Recorded data:
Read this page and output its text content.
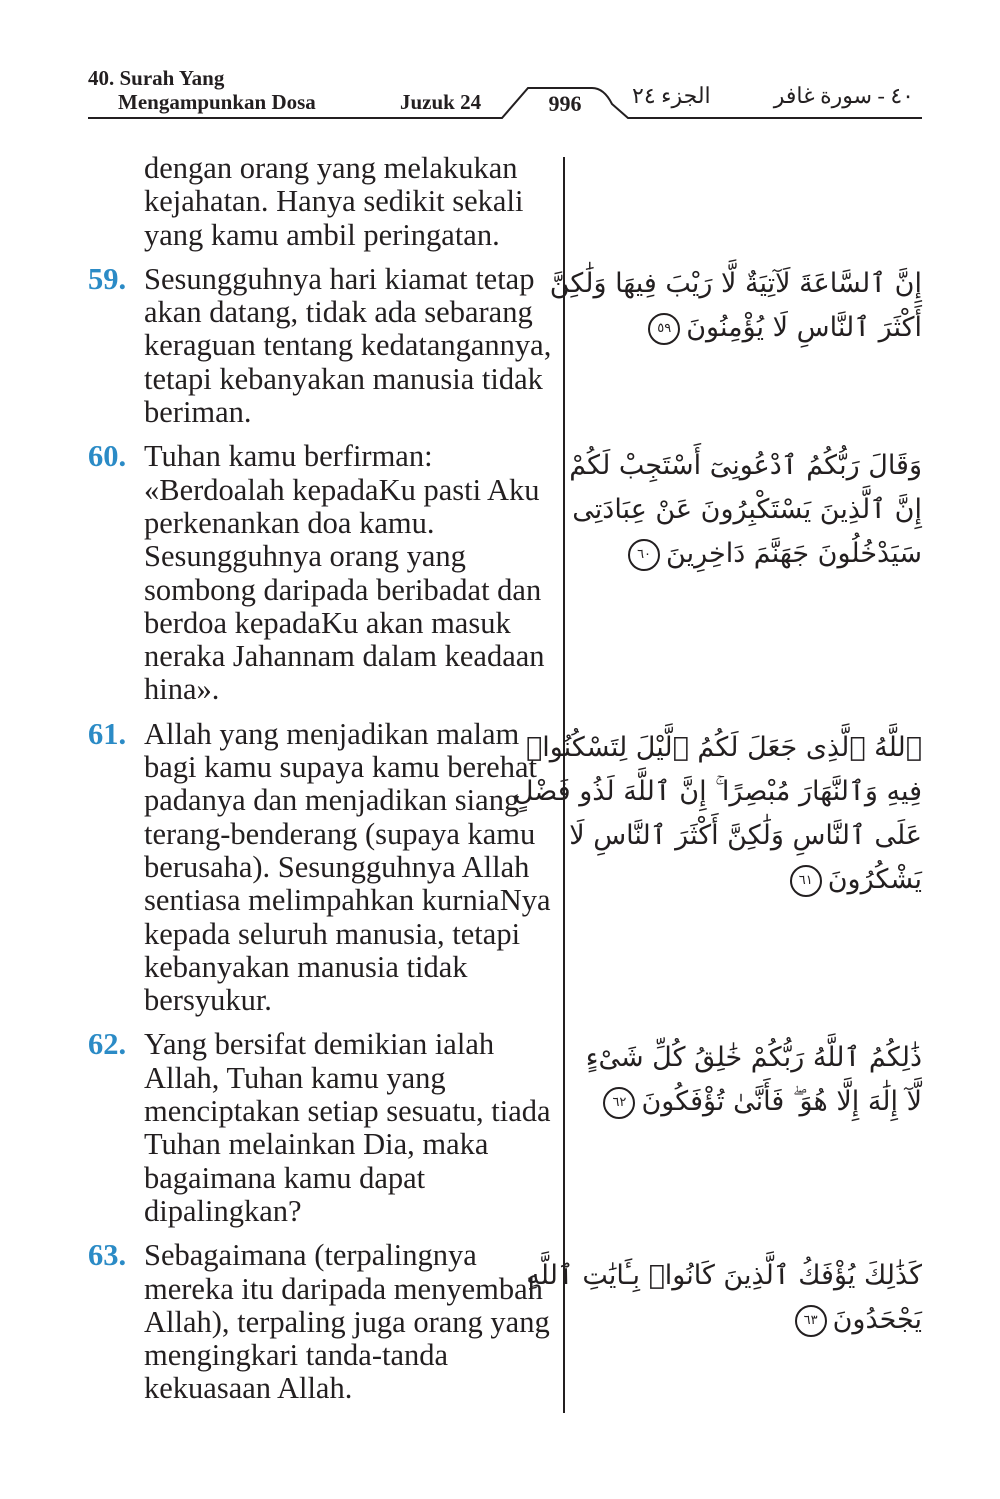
40. Surah Yang
Mengampunkan Dosa	Juzuk 24	996	الجزء ٢٤	٤٠ - سورة غافر
dengan orang yang melakukan kejahatan. Hanya sedikit sekali yang kamu ambil peringatan.
59. Sesungguhnya hari kiamat tetap akan datang, tidak ada sebarang keraguan tentang kedatangannya, tetapi kebanyakan manusia tidak beriman.
60. Tuhan kamu berfirman: «Berdoalah kepadaKu pasti Aku perkenankan doa kamu. Sesungguhnya orang yang sombong daripada beribadat dan berdoa kepadaKu akan masuk neraka Jahannam dalam keadaan hina».
61. Allah yang menjadikan malam bagi kamu supaya kamu berehat padanya dan menjadikan siang terang-benderang (supaya kamu berusaha). Sesungguhnya Allah sentiasa melimpahkan kurniaNya kepada seluruh manusia, tetapi kebanyakan manusia tidak bersyukur.
62. Yang bersifat demikian ialah Allah, Tuhan kamu yang menciptakan setiap sesuatu, tiada Tuhan melainkan Dia, maka bagaimana kamu dapat dipalingkan?
63. Sebagaimana (terpalingnya mereka itu daripada menyembah Allah), terpaling juga orang yang mengingkari tanda-tanda kekuasaan Allah.
إِنَّ ٱلسَّاعَةَ لَآتِيَةٌ لَّا رَيْبَ فِيهَا وَلَٰكِنَّ
أَكْثَرَ ٱلنَّاسِ لَا يُؤْمِنُونَ٥٩
وَقَالَ رَبُّكُمُ ٱدْعُونِىٓ أَسْتَجِبْ لَكُمْ
إِنَّ ٱلَّذِينَ يَسْتَكْبِرُونَ عَنْ عِبَادَتِى
سَيَدْخُلُونَ جَهَنَّمَ دَاخِرِينَ٦٠
ٱللَّهُ ٱلَّذِى جَعَلَ لَكُمُ ٱلَّيْلَ لِتَسْكُنُوا۟
فِيهِ وَٱلنَّهَارَ مُبْصِرًا ۚ إِنَّ ٱللَّهَ لَذُو فَضْلٍ
عَلَى ٱلنَّاسِ وَلَٰكِنَّ أَكْثَرَ ٱلنَّاسِ لَا
يَشْكُرُونَ٦١
ذَٰلِكُمُ ٱللَّهُ رَبُّكُمْ خَٰلِقُ كُلِّ شَىْءٍ
لَّآ إِلَٰهَ إِلَّا هُوَ ۖ فَأَنَّىٰ تُؤْفَكُونَ٦٢
كَذَٰلِكَ يُؤْفَكُ ٱلَّذِينَ كَانُوا۟ بِـَٔايَٰتِ ٱللَّهِ
يَجْحَدُونَ٦٣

#### WRITTEN REQUEST
Without the pictures, restate all of the entries above verbatim.

#### OUTPUT OF THE EXERCISE
Read this page and output its text content.
40. Surah Yang
Mengampunkan Dosa	Juzuk 24	996	الجزء ٢٤	٤٠ - سورة غافر
dengan orang yang melakukan kejahatan. Hanya sedikit sekali yang kamu ambil peringatan.
59. Sesungguhnya hari kiamat tetap akan datang, tidak ada sebarang keraguan tentang kedatangannya, tetapi kebanyakan manusia tidak beriman.
60. Tuhan kamu berfirman: «Berdoalah kepadaKu pasti Aku perkenankan doa kamu. Sesungguhnya orang yang sombong daripada beribadat dan berdoa kepadaKu akan masuk neraka Jahannam dalam keadaan hina».
61. Allah yang menjadikan malam bagi kamu supaya kamu berehat padanya dan menjadikan siang terang-benderang (supaya kamu berusaha). Sesungguhnya Allah sentiasa melimpahkan kurniaNya kepada seluruh manusia, tetapi kebanyakan manusia tidak bersyukur.
62. Yang bersifat demikian ialah Allah, Tuhan kamu yang menciptakan setiap sesuatu, tiada Tuhan melainkan Dia, maka bagaimana kamu dapat dipalingkan?
63. Sebagaimana (terpalingnya mereka itu daripada menyembah Allah), terpaling juga orang yang mengingkari tanda-tanda kekuasaan Allah.
إِنَّ ٱلسَّاعَةَ لَآتِيَةٌ لَّا رَيْبَ فِيهَا وَلَٰكِنَّ
أَكْثَرَ ٱلنَّاسِ لَا يُؤْمِنُونَ٥٩
وَقَالَ رَبُّكُمُ ٱدْعُونِىٓ أَسْتَجِبْ لَكُمْ
إِنَّ ٱلَّذِينَ يَسْتَكْبِرُونَ عَنْ عِبَادَتِى
سَيَدْخُلُونَ جَهَنَّمَ دَاخِرِينَ٦٠
ٱللَّهُ ٱلَّذِى جَعَلَ لَكُمُ ٱلَّيْلَ لِتَسْكُنُوا۟
فِيهِ وَٱلنَّهَارَ مُبْصِرًا ۚ إِنَّ ٱللَّهَ لَذُو فَضْلٍ
عَلَى ٱلنَّاسِ وَلَٰكِنَّ أَكْثَرَ ٱلنَّاسِ لَا
يَشْكُرُونَ٦١
ذَٰلِكُمُ ٱللَّهُ رَبُّكُمْ خَٰلِقُ كُلِّ شَىْءٍ
لَّآ إِلَٰهَ إِلَّا هُوَ ۖ فَأَنَّىٰ تُؤْفَكُونَ٦٢
كَذَٰلِكَ يُؤْفَكُ ٱلَّذِينَ كَانُوا۟ بِـَٔايَٰتِ ٱللَّهِ
يَجْحَدُونَ٦٣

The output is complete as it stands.